AIM OF THE EXERCISE.
Locate every line in the material below that has the word "screenshot". Copy each of those lines.

DATA FOR THIS TASK.
[Begin]
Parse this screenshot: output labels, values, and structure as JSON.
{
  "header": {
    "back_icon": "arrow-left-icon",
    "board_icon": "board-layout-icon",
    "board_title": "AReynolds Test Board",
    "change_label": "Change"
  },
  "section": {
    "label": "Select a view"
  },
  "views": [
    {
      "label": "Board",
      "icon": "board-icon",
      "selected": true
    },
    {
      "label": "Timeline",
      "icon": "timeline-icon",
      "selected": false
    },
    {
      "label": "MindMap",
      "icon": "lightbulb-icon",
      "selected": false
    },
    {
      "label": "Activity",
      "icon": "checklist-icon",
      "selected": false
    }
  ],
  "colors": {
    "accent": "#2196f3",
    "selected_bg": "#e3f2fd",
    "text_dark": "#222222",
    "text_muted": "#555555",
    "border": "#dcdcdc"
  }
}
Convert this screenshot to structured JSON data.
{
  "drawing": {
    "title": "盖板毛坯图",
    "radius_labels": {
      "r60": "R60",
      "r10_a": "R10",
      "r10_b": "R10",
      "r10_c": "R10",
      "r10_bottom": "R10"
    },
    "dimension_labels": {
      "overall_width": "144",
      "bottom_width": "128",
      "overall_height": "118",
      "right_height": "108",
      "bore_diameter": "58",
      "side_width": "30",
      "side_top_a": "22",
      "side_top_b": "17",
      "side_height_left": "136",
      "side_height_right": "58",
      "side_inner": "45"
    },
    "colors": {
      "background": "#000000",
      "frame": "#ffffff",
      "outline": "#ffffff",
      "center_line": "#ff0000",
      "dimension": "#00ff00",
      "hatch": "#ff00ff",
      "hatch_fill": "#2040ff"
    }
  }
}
[End]
TASK ANSWER.
Parse this screenshot: output labels, values, and structure as JSON.
Convert this screenshot to structured JSON data.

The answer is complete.